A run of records

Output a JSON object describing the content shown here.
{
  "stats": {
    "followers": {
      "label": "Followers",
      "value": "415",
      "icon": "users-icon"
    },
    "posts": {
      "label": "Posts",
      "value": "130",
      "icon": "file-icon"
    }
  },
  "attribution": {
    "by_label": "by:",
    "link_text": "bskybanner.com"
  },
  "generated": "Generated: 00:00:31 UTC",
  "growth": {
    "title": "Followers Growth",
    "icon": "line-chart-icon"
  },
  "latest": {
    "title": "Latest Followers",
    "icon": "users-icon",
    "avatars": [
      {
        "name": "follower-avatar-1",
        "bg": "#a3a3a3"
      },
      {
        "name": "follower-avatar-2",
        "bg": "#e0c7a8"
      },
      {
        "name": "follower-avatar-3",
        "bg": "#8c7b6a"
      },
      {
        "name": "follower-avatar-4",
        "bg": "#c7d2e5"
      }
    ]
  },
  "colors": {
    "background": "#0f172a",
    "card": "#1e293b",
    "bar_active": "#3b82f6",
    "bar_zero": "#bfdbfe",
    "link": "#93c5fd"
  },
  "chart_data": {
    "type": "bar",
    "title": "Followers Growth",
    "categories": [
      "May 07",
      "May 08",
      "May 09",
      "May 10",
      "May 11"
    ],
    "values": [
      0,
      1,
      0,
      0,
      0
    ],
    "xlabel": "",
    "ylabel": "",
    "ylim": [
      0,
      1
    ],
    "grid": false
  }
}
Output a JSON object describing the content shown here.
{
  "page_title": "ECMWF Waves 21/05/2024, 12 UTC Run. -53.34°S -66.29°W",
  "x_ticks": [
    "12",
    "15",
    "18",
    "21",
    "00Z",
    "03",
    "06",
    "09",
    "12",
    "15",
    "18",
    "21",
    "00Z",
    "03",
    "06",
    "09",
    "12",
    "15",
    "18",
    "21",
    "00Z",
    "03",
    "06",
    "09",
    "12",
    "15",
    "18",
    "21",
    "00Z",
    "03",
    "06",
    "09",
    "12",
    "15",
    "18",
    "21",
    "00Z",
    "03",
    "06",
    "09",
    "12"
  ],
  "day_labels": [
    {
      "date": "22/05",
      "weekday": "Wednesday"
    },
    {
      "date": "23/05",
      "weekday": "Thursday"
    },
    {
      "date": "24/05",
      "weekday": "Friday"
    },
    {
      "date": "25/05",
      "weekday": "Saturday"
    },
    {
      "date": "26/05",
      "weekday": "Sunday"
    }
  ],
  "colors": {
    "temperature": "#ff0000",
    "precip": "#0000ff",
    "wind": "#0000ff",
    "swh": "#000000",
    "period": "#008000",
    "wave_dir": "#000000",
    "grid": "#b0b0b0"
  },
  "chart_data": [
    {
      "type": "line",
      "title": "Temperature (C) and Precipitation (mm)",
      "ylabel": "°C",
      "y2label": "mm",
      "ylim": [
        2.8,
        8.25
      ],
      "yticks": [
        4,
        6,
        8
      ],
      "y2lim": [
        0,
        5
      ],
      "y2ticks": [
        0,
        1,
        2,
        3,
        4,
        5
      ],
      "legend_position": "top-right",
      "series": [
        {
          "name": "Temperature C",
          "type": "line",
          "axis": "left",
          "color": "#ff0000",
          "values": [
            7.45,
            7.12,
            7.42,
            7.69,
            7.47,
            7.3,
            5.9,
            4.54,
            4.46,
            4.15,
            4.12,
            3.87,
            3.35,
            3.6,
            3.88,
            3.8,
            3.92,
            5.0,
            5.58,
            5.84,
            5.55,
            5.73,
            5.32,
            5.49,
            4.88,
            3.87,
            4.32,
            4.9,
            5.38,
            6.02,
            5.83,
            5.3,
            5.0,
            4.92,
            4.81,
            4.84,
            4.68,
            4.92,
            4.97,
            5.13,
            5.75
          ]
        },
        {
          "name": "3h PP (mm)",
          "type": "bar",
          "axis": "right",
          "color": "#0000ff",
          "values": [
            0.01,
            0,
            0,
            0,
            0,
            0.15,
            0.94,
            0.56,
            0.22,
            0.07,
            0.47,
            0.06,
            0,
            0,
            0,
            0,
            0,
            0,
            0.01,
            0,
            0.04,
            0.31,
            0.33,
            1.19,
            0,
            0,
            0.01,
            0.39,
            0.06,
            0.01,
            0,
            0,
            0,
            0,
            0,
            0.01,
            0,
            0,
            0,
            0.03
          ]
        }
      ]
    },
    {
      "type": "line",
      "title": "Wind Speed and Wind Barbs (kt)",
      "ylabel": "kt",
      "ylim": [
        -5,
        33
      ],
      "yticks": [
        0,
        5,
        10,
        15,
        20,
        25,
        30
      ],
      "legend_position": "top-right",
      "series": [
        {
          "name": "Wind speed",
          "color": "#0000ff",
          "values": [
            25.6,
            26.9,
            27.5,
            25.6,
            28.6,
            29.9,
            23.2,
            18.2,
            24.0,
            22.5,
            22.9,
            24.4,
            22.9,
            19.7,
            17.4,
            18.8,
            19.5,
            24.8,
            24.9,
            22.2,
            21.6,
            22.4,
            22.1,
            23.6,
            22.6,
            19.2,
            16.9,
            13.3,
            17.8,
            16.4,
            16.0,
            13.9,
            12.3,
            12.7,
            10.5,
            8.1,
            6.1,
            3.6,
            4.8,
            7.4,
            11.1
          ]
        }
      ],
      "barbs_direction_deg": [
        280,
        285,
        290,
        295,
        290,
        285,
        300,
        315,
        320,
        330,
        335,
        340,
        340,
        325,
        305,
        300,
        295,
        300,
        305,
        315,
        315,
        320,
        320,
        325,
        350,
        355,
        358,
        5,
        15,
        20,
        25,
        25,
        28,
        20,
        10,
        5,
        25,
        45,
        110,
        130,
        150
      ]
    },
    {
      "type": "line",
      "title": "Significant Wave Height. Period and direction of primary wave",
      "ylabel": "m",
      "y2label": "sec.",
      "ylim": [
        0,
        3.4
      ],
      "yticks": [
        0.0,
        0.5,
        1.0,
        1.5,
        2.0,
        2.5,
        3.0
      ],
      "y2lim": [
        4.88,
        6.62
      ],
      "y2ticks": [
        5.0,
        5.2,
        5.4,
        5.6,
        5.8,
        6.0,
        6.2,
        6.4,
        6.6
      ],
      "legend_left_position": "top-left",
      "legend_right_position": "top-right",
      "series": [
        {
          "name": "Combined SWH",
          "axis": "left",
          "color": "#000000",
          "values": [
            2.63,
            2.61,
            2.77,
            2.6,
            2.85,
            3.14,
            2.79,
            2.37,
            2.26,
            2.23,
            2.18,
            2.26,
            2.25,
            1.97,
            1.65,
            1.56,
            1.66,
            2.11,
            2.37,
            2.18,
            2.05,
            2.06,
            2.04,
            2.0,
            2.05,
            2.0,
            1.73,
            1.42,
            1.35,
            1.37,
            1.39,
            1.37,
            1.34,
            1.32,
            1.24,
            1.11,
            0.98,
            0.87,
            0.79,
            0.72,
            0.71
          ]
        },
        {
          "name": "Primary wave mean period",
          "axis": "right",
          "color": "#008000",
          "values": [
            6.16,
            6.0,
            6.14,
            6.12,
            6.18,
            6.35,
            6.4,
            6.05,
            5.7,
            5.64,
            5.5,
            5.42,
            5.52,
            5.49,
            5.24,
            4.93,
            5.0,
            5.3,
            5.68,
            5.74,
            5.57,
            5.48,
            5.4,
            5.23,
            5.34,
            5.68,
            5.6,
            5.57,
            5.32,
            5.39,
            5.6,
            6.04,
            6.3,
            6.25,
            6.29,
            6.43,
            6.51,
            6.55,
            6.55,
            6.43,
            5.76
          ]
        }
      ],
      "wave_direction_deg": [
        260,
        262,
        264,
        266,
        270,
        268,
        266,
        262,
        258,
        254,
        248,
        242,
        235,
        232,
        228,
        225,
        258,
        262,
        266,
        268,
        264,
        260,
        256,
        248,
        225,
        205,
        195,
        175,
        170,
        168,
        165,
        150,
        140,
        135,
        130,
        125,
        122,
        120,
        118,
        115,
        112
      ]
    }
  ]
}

▸ Work instructions: Wherever a line in the data above holds "name", copy that line.

▸ Correct result:
        "name": "follower-avatar-1",
        "name": "follower-avatar-2",
        "name": "follower-avatar-3",
        "name": "follower-avatar-4",
          "name": "Temperature C",
          "name": "3h PP (mm)",
          "name": "Wind speed",
          "name": "Combined SWH",
          "name": "Primary wave mean period",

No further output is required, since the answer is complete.